Document segment:
::::::::
HPI: A 27 year-old EM intern presents to the hospital for orientation. He has $200,000 in student loans. While at orientation, he learned about the many benefits offered by his employer. They include a 403(b) retirement plan, health/dental care, and a subsidized gym membership. He has no idea what a 403(b) is or how he should approach saving for retirement.

Hm…that sounds familiar.

Many of us can relate to our inexperienced intern and feeling uncertain on how to start saving for retirement. The most important thing he can do is to START SAVING SOMETHING. It is common to choose inaction when confronted with multiple choices. This is called decision paralysis. Think about going down the cereal aisle of the grocery store. There are so many types of cereal that it is enough to get you frustrated, turn paleo, and eat a carton of eggs. (I hear the yolk is healthy again.)

Long story short, the 403(b) is an amazing retirement tool and worth knowing about. A 403(b) is named after the section of the IRS code that describes it. As an employee, you have the option of placing money from your salary into your 403(b). From there, you can place your money into stocks, bonds, mutual funds, etc. Some employers will match your contribution though, anecdotally, most hospitals do not provide a match for residents.

A 403(b) is tax-deferred account. You pay taxes on the money when you withdraw it.

How do I contribute?

When evaluating your residency benefits, investigate which company runs your retirement account. Common companies include Vanguard, TIAA-Cref, and Fidelity. Then, set up an account and automatic withdrawal from your paycheck.
::::::::
Task instructions:
1. List every company the retirement savings passage names as a common company that runs retirement accounts.
2. According to the retirement savings passage, where does the 403(b) get its name?

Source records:
::::::::
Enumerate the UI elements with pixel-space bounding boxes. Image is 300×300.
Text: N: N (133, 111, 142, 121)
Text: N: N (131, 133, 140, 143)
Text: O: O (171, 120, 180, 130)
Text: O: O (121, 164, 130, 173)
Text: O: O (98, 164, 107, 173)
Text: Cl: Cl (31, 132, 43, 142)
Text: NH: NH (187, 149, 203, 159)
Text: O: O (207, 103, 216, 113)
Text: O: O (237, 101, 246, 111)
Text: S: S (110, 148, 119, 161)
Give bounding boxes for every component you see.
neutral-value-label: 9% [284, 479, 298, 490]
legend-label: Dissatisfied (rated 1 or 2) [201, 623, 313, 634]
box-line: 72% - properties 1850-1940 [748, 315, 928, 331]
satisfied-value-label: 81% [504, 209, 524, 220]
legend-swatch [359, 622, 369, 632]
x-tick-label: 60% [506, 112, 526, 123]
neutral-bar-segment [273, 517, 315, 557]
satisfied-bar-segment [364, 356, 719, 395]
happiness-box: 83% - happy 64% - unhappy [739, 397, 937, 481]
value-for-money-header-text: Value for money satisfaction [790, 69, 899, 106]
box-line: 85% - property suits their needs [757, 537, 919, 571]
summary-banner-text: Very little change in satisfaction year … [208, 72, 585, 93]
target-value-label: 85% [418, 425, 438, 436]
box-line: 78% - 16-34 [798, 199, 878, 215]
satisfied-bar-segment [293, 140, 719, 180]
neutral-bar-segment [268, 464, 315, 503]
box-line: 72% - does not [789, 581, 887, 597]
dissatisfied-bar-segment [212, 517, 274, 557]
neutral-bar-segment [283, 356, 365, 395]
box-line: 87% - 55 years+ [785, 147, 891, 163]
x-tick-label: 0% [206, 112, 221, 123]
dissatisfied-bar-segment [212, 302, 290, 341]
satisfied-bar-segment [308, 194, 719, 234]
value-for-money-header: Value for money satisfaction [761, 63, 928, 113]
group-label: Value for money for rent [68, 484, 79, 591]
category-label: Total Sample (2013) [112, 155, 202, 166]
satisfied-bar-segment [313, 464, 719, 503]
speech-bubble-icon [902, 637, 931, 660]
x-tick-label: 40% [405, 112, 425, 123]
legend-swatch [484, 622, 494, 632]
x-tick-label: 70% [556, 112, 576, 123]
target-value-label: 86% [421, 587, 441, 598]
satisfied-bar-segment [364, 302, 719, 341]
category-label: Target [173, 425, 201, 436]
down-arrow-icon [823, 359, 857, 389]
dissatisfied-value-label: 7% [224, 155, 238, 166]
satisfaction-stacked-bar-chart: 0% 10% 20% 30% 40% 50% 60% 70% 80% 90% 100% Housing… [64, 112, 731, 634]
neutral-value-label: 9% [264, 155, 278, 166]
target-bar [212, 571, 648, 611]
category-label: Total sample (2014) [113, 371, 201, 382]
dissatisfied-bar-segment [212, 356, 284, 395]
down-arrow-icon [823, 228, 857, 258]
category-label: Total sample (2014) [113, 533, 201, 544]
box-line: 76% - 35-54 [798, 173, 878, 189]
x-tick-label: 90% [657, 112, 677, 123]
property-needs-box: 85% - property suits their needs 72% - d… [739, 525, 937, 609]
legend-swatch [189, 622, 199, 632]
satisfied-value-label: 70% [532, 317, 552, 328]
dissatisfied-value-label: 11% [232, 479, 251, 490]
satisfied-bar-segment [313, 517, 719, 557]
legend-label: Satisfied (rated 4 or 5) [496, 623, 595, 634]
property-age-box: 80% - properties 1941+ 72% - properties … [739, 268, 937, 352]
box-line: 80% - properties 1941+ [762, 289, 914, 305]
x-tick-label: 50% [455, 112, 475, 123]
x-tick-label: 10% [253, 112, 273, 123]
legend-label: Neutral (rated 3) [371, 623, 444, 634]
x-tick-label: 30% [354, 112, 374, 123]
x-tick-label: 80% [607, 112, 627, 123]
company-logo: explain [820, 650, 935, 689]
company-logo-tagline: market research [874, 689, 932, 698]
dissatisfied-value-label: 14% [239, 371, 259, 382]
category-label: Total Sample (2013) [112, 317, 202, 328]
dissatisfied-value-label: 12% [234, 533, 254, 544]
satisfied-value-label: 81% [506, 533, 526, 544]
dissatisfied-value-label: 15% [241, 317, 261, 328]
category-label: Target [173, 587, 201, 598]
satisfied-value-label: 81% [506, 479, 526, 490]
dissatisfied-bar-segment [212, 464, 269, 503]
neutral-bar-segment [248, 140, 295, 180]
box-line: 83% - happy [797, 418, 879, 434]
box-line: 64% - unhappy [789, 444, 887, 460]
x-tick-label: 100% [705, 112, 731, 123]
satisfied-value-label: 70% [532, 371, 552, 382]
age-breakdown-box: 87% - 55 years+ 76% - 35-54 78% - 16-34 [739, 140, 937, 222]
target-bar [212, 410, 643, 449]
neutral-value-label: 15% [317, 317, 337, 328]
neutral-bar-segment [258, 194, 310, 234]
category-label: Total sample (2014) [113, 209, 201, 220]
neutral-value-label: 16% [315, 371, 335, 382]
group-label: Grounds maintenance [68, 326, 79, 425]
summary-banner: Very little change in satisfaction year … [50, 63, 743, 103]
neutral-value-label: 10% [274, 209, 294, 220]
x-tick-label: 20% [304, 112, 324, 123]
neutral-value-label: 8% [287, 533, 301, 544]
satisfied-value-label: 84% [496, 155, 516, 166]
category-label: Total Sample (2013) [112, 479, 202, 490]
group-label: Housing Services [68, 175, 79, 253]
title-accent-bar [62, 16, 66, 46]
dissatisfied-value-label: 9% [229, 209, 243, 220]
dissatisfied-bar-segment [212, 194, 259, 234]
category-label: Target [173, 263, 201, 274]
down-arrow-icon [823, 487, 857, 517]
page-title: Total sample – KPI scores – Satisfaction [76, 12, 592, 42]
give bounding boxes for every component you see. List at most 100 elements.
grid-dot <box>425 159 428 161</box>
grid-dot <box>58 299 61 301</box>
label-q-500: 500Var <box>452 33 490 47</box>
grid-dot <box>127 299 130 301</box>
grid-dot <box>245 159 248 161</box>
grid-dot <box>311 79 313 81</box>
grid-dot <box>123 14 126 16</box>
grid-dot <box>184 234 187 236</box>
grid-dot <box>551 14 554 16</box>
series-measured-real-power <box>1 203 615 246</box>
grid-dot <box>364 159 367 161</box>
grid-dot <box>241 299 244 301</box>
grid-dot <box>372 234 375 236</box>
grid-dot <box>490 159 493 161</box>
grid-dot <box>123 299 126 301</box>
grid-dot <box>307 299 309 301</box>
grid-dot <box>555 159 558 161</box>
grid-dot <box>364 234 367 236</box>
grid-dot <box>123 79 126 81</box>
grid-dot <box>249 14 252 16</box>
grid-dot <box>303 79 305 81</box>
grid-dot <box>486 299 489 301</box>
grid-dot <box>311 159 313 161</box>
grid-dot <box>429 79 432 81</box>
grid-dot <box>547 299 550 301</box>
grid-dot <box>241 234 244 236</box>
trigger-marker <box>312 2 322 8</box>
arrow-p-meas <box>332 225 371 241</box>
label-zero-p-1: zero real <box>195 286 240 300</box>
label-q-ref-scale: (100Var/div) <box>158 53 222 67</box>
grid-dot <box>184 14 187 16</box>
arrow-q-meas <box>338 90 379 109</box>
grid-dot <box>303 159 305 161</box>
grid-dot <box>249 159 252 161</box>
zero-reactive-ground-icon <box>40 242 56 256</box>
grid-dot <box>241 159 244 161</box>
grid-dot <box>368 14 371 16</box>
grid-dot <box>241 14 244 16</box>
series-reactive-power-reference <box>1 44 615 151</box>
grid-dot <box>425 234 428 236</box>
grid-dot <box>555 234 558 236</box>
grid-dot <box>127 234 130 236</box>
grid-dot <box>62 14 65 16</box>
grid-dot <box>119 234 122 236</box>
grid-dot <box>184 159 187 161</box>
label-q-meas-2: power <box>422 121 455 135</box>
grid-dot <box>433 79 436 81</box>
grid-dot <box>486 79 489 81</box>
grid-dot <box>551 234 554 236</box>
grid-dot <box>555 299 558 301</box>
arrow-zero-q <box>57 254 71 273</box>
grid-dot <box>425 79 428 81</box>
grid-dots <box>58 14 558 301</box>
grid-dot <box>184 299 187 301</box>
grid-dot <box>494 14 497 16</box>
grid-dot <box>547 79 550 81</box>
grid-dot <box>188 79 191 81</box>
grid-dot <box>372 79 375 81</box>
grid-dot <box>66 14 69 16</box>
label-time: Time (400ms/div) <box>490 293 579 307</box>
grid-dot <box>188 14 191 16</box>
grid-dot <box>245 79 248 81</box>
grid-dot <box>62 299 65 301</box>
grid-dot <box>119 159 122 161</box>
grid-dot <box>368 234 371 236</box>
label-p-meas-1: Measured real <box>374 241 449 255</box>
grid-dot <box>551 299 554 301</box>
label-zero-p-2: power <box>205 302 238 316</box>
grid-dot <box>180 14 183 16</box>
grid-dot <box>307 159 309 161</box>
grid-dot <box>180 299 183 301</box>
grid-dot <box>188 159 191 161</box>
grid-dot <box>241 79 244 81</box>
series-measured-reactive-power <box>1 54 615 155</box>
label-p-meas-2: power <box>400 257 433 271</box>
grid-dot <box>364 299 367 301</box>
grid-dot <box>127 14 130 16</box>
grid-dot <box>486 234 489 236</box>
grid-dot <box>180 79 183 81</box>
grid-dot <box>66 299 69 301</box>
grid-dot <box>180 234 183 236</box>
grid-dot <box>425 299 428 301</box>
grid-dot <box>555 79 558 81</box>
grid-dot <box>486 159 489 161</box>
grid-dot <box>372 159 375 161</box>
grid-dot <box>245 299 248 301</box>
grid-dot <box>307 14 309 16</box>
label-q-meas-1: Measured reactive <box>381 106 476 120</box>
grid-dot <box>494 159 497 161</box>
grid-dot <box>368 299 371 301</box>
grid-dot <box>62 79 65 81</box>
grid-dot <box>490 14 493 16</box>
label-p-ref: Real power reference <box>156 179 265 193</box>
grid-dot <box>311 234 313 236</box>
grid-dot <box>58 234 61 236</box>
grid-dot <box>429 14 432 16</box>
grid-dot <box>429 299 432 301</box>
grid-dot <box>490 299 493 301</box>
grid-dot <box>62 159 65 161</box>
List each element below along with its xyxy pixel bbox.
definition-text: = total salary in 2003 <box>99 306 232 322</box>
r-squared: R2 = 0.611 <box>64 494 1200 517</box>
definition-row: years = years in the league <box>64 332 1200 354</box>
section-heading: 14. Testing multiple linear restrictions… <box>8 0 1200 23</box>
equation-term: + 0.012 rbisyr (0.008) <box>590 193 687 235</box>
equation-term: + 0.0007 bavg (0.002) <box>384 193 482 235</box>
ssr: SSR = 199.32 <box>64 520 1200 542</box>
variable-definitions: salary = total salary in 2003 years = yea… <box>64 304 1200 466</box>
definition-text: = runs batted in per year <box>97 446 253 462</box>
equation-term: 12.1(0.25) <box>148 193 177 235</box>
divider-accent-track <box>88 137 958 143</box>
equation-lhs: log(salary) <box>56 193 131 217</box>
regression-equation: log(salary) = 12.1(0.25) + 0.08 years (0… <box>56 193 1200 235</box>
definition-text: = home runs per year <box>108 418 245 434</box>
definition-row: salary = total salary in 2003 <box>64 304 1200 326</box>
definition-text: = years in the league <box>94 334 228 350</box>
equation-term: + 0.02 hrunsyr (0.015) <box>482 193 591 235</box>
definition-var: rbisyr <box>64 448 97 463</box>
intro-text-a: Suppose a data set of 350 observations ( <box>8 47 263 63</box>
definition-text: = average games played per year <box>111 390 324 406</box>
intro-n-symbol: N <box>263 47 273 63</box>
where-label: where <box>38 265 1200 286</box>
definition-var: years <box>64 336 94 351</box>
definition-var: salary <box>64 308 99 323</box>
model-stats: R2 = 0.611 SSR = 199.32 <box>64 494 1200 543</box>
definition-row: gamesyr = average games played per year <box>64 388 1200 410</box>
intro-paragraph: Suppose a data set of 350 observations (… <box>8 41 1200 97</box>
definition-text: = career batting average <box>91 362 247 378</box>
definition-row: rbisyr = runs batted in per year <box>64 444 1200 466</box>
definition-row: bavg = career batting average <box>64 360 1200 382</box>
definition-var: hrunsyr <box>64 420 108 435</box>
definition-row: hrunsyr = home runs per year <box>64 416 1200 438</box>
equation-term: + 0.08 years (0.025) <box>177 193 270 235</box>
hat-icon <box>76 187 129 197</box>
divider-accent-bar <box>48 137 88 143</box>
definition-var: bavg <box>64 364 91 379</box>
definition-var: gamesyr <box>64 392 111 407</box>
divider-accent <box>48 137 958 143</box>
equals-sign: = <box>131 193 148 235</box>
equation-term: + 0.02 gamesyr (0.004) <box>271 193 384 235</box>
::::::::
Task responses:
1. Vanguard, TIAA-Cref, Fidelity

2. From the section of the IRS code that describes it.